== Listed entries

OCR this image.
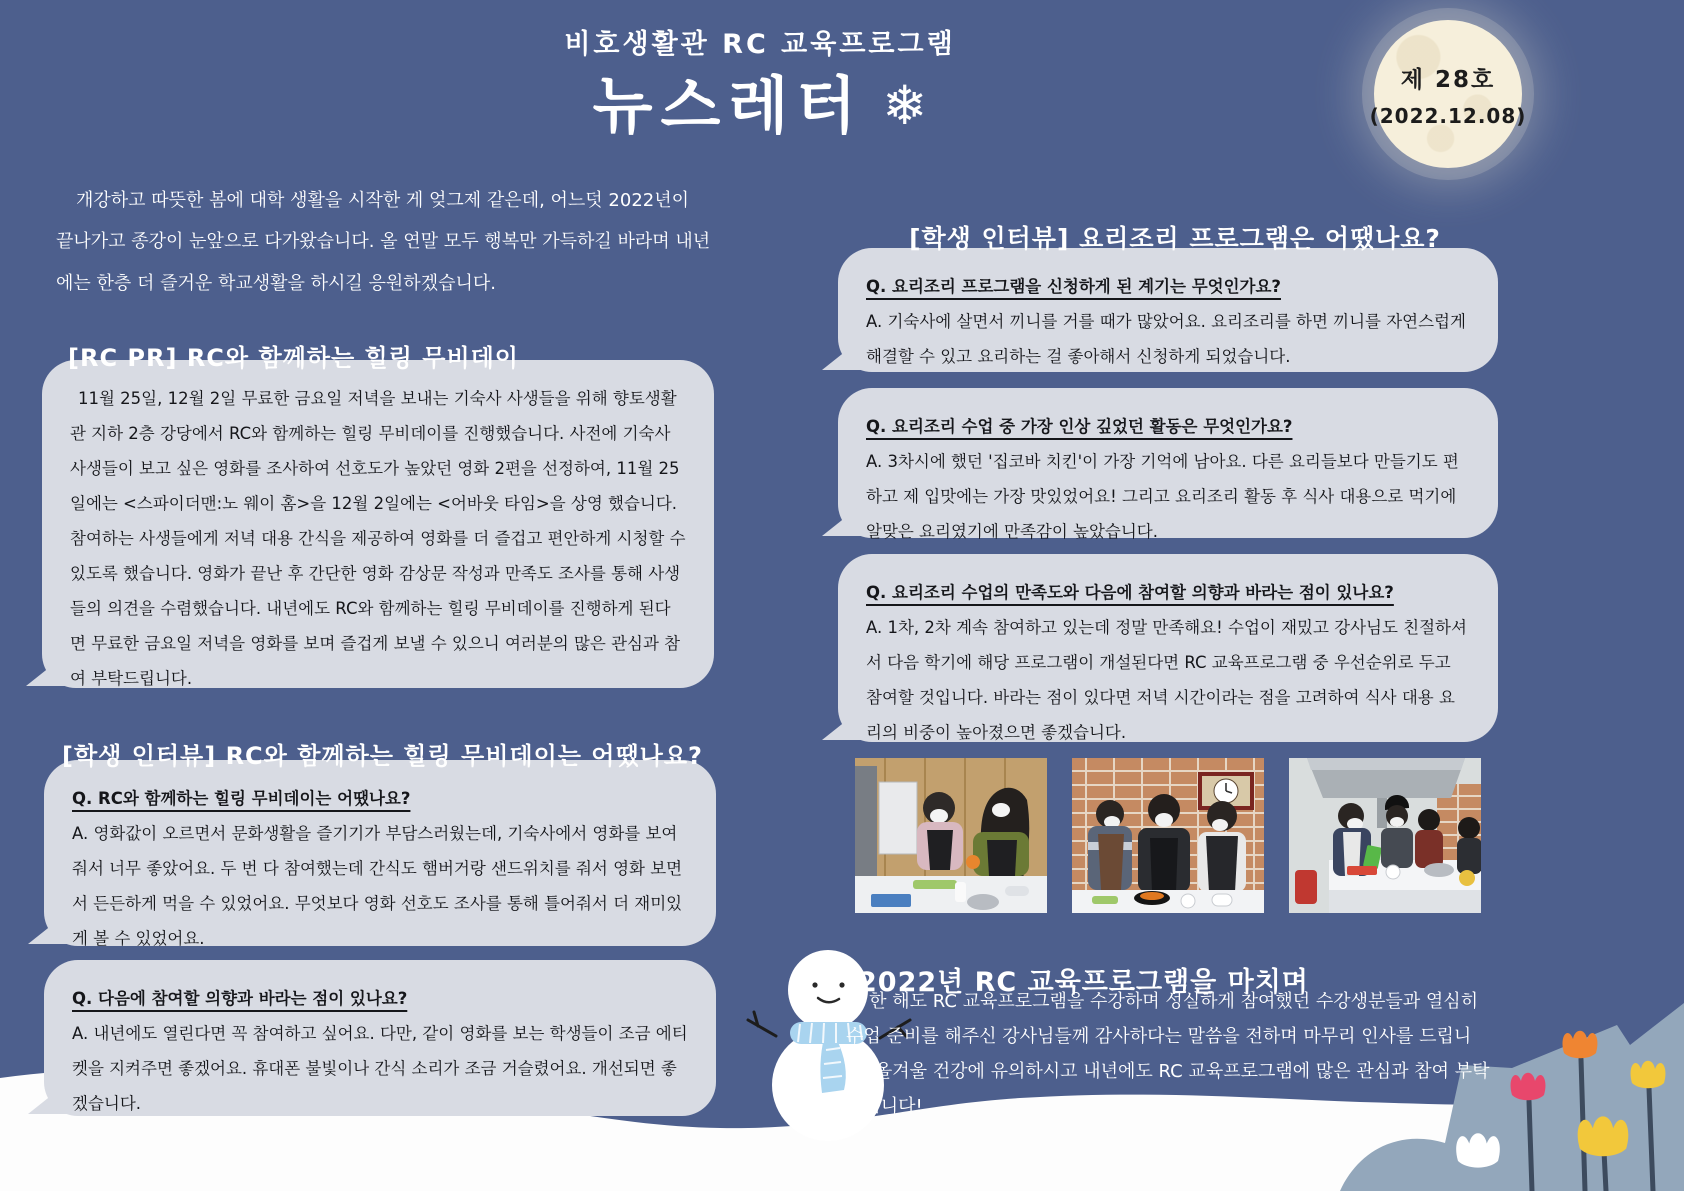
제 28호
(2022.12.08)
비호생활관 RC 교육프로그램
뉴스레터 ❄

개강하고 따뜻한 봄에 대학 생활을 시작한 게 엊그제 같은데, 어느덧 2022년이 끝나가고 종강이 눈앞으로 다가왔습니다. 올 연말 모두 행복만 가득하길 바라며 내년에는 한층 더 즐거운 학교생활을 하시길 응원하겠습니다.

[RC PR] RC와 함께하는 힐링 무비데이

11월 25일, 12월 2일 무료한 금요일 저녁을 보내는 기숙사 사생들을 위해 향토생활관 지하 2층 강당에서 RC와 함께하는 힐링 무비데이를 진행했습니다. 사전에 기숙사 사생들이 보고 싶은 영화를 조사하여 선호도가 높았던 영화 2편을 선정하여, 11월 25일에는 <스파이더맨:노 웨이 홈>을 12월 2일에는 <어바웃 타임>을 상영 했습니다. 참여하는 사생들에게 저녁 대용 간식을 제공하여 영화를 더 즐겁고 편안하게 시청할 수 있도록 했습니다. 영화가 끝난 후 간단한 영화 감상문 작성과 만족도 조사를 통해 사생들의 의견을 수렴했습니다. 내년에도 RC와 함께하는 힐링 무비데이를 진행하게 된다면 무료한 금요일 저녁을 영화를 보며 즐겁게 보낼 수 있으니 여러분의 많은 관심과 참여 부탁드립니다.

[학생 인터뷰] RC와 함께하는 힐링 무비데이는 어땠나요?

Q. RC와 함께하는 힐링 무비데이는 어땠나요?

A. 영화값이 오르면서 문화생활을 즐기기가 부담스러웠는데, 기숙사에서 영화를 보여줘서 너무 좋았어요. 두 번 다 참여했는데 간식도 햄버거랑 샌드위치를 줘서 영화 보면서 든든하게 먹을 수 있었어요. 무엇보다 영화 선호도 조사를 통해 틀어줘서 더 재미있게 볼 수 있었어요.

Q. 다음에 참여할 의향과 바라는 점이 있나요?

A. 내년에도 열린다면 꼭 참여하고 싶어요. 다만, 같이 영화를 보는 학생들이 조금 에티켓을 지켜주면 좋겠어요. 휴대폰 불빛이나 간식 소리가 조금 거슬렸어요. 개선되면 좋겠습니다.

[학생 인터뷰] 요리조리 프로그램은 어땠나요?

Q. 요리조리 프로그램을 신청하게 된 계기는 무엇인가요?

A. 기숙사에 살면서 끼니를 거를 때가 많았어요. 요리조리를 하면 끼니를 자연스럽게 해결할 수 있고 요리하는 걸 좋아해서 신청하게 되었습니다.

Q. 요리조리 수업 중 가장 인상 깊었던 활동은 무엇인가요?

A. 3차시에 했던 '집코바 치킨'이 가장 기억에 남아요. 다른 요리들보다 만들기도 편하고 제 입맛에는 가장 맛있었어요! 그리고 요리조리 활동 후 식사 대용으로 먹기에 알맞은 요리였기에 만족감이 높았습니다.

Q. 요리조리 수업의 만족도와 다음에 참여할 의향과 바라는 점이 있나요?

A. 1차, 2차 계속 참여하고 있는데 정말 만족해요! 수업이 재밌고 강사님도 친절하셔서 다음 학기에 해당 프로그램이 개설된다면 RC 교육프로그램 중 우선순위로 두고 참여할 것입니다. 바라는 점이 있다면 저녁 시간이라는 점을 고려하여 식사 대용 요리의 비중이 높아졌으면 좋겠습니다.

2022년 RC 교육프로그램을 마치며

올 한 해도 RC 교육프로그램을 수강하며 성실하게 참여했던 수강생분들과 열심히 수업 준비를 해주신 강사님들께 감사하다는 말씀을 전하며 마무리 인사를 드립니다. 올겨울 건강에 유의하시고 내년에도 RC 교육프로그램에 많은 관심과 참여 부탁드립니다!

====

> To do
In the records above, find each line that holds the word "무엇인가요"; copy all such lines.

> Result
Q. 요리조리 프로그램을 신청하게 된 계기는 무엇인가요?
Q. 요리조리 수업 중 가장 인상 깊었던 활동은 무엇인가요?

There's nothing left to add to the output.